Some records

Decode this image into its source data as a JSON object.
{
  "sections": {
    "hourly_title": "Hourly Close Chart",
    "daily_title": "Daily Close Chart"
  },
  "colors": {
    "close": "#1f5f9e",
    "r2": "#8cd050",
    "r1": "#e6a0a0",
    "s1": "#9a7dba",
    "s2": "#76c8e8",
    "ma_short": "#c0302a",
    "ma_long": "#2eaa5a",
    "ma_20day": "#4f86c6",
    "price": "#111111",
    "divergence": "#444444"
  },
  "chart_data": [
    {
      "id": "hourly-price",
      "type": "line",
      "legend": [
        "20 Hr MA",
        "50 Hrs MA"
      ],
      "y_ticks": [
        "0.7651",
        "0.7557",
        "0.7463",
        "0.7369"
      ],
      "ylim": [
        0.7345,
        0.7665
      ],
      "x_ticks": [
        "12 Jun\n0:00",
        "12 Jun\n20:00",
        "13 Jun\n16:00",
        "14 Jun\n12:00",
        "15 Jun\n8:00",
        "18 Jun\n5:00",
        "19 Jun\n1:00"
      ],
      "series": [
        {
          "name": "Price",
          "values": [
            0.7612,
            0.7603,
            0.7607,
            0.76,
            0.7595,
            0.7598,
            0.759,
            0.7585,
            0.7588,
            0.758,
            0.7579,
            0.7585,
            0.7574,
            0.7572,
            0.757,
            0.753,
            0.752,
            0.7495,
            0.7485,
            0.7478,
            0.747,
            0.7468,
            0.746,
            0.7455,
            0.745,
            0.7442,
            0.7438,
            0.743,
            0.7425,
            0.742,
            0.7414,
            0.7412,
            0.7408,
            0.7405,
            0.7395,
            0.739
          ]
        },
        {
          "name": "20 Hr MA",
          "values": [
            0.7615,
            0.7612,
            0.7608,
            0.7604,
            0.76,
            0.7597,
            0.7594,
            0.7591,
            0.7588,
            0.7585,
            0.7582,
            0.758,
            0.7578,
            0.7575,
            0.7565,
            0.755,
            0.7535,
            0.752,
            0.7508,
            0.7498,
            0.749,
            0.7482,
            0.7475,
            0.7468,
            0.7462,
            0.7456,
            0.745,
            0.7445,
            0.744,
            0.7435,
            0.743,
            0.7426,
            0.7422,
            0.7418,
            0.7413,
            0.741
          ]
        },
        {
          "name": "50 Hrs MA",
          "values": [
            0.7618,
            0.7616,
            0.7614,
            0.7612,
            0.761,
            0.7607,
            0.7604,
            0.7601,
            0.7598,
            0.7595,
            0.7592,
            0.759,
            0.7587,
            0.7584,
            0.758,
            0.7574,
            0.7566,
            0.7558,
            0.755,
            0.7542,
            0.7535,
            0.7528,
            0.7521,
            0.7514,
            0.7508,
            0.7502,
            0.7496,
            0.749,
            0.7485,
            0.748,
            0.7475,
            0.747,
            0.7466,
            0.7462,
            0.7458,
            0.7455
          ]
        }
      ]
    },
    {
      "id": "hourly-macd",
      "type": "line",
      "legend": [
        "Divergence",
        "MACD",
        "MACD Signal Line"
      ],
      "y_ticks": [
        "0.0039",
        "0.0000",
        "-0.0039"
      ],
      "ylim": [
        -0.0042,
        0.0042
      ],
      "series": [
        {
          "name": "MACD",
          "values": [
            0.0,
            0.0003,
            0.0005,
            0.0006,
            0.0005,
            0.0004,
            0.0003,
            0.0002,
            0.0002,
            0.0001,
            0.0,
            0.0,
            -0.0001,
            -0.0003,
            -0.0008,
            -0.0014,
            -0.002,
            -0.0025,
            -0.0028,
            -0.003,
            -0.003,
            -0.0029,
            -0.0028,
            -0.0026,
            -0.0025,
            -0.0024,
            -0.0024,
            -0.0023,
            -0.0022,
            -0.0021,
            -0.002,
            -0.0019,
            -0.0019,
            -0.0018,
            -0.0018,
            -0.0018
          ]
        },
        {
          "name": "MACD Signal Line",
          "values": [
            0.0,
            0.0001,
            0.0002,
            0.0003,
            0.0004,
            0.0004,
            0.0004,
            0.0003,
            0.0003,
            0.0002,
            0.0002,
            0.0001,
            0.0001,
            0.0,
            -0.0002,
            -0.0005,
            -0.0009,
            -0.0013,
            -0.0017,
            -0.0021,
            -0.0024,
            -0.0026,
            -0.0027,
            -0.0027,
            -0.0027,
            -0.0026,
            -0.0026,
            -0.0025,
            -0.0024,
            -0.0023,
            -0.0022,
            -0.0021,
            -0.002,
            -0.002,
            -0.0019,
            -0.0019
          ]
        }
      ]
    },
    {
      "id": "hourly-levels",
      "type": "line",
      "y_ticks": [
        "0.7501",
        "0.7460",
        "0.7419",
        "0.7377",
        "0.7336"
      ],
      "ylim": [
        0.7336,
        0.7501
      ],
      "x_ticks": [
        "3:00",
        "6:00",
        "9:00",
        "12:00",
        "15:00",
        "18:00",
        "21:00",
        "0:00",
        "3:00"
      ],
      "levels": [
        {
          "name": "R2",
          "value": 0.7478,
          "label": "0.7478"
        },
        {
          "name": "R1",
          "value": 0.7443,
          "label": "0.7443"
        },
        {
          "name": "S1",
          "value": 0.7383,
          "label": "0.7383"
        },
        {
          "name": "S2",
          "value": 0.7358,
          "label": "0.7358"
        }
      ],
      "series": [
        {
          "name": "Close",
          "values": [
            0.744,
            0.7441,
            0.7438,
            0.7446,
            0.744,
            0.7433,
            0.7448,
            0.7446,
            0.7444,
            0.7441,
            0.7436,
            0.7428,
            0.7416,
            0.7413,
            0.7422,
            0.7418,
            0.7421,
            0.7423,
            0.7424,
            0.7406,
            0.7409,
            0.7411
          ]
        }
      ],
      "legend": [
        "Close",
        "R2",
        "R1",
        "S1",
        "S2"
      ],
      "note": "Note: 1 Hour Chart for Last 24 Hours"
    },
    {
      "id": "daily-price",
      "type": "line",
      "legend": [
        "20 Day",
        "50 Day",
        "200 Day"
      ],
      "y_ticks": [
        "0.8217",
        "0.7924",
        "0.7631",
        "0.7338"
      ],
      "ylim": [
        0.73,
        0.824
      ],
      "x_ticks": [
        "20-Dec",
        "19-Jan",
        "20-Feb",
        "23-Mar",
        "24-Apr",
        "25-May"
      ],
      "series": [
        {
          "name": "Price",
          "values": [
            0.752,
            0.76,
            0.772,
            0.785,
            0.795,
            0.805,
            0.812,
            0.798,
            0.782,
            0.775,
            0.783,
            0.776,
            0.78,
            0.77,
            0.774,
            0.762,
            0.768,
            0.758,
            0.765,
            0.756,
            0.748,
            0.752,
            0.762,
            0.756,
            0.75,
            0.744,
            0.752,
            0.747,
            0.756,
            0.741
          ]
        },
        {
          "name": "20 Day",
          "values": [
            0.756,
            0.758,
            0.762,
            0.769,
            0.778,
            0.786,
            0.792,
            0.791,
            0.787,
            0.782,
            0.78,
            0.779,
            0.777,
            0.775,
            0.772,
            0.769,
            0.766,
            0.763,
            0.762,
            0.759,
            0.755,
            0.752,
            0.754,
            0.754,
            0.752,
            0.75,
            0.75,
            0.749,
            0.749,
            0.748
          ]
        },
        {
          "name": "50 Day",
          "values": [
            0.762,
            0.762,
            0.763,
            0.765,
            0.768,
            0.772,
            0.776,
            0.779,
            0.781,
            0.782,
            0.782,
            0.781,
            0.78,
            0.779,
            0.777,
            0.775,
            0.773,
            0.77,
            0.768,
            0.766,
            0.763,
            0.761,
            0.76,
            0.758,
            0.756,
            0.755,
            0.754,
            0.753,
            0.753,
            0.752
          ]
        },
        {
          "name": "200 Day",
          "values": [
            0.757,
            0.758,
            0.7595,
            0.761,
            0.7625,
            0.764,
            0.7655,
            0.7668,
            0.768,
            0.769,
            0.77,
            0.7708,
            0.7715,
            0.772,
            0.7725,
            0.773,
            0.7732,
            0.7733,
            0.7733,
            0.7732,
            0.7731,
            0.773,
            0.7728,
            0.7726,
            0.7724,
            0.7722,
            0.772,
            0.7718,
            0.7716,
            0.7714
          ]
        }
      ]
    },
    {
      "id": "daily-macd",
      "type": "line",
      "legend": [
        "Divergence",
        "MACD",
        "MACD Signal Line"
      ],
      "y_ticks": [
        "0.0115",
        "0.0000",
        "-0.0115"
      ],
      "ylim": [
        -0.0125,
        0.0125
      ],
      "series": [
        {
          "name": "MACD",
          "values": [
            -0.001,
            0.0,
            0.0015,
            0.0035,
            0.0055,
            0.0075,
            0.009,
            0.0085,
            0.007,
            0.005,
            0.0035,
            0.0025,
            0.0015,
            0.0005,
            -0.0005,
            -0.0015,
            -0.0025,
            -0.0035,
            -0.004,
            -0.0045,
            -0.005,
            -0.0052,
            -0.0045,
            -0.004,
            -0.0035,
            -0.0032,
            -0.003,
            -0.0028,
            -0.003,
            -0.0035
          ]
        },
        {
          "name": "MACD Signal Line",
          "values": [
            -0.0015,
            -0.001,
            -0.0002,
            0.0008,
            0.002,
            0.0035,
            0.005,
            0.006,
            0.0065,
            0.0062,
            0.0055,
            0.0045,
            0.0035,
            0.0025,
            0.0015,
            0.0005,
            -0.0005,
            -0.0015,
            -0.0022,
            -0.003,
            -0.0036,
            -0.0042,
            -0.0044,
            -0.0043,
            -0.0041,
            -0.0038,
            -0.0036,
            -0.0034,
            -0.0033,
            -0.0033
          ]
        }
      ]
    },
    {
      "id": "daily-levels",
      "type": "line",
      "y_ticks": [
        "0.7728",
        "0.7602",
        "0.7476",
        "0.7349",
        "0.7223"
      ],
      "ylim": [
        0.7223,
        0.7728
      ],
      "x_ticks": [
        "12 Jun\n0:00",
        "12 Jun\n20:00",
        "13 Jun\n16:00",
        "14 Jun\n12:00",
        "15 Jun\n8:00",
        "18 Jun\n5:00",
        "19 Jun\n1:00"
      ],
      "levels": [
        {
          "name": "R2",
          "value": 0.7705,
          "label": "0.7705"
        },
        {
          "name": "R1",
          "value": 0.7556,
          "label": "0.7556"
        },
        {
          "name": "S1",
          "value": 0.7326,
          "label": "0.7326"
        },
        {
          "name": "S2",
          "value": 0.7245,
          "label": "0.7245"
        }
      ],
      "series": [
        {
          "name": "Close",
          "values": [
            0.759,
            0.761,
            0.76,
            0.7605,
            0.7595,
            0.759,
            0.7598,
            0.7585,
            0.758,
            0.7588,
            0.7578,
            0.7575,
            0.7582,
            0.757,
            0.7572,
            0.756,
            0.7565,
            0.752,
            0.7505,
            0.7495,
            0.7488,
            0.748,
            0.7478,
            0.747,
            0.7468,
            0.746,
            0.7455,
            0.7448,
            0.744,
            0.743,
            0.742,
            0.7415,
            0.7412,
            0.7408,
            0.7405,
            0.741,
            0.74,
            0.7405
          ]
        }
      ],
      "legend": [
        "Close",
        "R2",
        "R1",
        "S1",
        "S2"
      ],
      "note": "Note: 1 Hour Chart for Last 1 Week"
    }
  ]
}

▶ **WORK REQUIRED**: Using the data above, copy each line that contains "Note".

▶ **WRITTEN REPLY**:
      "note": "Note: 1 Hour Chart for Last 24 Hours"
      "note": "Note: 1 Hour Chart for Last 1 Week"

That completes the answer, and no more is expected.